INPUT FOR THIS TASK —

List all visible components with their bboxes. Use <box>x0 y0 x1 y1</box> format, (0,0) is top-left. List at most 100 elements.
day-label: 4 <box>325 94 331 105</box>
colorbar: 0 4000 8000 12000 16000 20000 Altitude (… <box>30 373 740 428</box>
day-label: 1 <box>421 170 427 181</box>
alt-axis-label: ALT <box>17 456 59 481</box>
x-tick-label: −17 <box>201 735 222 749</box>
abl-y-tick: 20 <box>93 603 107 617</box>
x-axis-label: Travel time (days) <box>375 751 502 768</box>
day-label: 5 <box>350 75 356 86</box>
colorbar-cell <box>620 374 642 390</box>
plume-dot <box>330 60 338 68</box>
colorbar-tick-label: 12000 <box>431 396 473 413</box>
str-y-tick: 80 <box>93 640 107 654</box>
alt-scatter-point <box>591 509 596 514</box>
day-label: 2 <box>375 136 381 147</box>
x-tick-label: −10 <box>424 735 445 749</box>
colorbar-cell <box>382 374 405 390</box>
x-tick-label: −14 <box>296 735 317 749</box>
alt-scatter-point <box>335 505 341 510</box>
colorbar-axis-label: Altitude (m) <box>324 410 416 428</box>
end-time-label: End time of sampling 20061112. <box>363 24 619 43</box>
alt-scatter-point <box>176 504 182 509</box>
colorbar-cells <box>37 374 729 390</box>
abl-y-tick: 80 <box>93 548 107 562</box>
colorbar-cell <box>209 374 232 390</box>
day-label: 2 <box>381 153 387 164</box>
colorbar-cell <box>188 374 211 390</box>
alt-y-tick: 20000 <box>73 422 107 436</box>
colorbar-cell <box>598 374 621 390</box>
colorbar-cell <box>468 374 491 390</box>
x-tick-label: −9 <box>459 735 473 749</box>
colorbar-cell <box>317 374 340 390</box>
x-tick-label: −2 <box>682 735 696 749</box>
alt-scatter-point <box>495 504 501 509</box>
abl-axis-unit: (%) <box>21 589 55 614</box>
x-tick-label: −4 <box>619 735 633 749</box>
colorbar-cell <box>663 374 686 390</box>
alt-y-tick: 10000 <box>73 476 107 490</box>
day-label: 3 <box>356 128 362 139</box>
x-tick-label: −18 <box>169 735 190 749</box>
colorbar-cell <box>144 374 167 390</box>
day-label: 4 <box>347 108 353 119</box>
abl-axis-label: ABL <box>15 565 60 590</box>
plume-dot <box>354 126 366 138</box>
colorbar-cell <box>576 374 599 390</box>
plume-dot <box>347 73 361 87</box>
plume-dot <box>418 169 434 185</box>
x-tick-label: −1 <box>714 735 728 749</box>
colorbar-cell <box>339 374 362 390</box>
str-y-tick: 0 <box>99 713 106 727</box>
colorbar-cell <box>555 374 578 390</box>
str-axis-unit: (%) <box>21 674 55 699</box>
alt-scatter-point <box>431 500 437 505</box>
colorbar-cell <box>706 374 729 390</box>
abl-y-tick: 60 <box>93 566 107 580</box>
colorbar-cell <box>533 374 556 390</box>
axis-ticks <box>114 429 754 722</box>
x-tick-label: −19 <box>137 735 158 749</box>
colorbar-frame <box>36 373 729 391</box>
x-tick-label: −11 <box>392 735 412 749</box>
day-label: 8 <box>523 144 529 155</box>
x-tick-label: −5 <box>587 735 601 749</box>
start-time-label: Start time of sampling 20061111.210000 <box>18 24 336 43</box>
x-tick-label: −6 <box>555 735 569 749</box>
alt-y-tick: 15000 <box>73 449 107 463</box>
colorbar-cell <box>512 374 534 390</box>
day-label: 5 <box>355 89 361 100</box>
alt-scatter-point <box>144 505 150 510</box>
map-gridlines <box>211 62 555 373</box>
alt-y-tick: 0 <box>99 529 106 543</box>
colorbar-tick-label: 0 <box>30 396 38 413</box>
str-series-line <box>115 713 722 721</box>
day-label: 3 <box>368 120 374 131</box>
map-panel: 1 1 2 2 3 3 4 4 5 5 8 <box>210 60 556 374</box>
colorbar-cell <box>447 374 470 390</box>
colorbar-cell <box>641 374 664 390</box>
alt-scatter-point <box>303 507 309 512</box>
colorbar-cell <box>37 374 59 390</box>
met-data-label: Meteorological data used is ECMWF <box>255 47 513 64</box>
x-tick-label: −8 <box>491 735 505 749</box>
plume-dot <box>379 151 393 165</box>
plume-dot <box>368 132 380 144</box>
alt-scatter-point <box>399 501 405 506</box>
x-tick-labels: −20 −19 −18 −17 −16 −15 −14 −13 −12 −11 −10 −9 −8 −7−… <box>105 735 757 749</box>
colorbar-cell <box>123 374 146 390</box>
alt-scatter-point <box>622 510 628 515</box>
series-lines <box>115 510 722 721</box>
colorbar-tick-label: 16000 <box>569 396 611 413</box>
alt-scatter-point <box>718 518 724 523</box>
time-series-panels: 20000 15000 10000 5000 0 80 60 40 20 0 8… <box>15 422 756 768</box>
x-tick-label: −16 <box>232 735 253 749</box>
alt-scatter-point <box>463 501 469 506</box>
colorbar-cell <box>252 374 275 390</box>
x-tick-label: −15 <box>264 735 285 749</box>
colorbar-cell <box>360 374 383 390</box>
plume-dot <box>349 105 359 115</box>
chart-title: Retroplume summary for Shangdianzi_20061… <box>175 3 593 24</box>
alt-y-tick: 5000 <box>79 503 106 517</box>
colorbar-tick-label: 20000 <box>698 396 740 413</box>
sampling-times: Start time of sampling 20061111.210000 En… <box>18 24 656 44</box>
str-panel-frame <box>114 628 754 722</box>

WHAT TO DO —
Repeat the lines from the start of the records through the line with "colorbar-cell <box>620 374 642 390</box>", both ends included, word for word.

EXERCISE SOLUTION —
List all visible components with their bboxes. Use <box>x0 y0 x1 y1</box> format, (0,0) is top-left. List at most 100 elements.
day-label: 4 <box>325 94 331 105</box>
colorbar: 0 4000 8000 12000 16000 20000 Altitude (… <box>30 373 740 428</box>
day-label: 1 <box>421 170 427 181</box>
alt-axis-label: ALT <box>17 456 59 481</box>
x-tick-label: −17 <box>201 735 222 749</box>
abl-y-tick: 20 <box>93 603 107 617</box>
x-axis-label: Travel time (days) <box>375 751 502 768</box>
day-label: 5 <box>350 75 356 86</box>
colorbar-cell <box>620 374 642 390</box>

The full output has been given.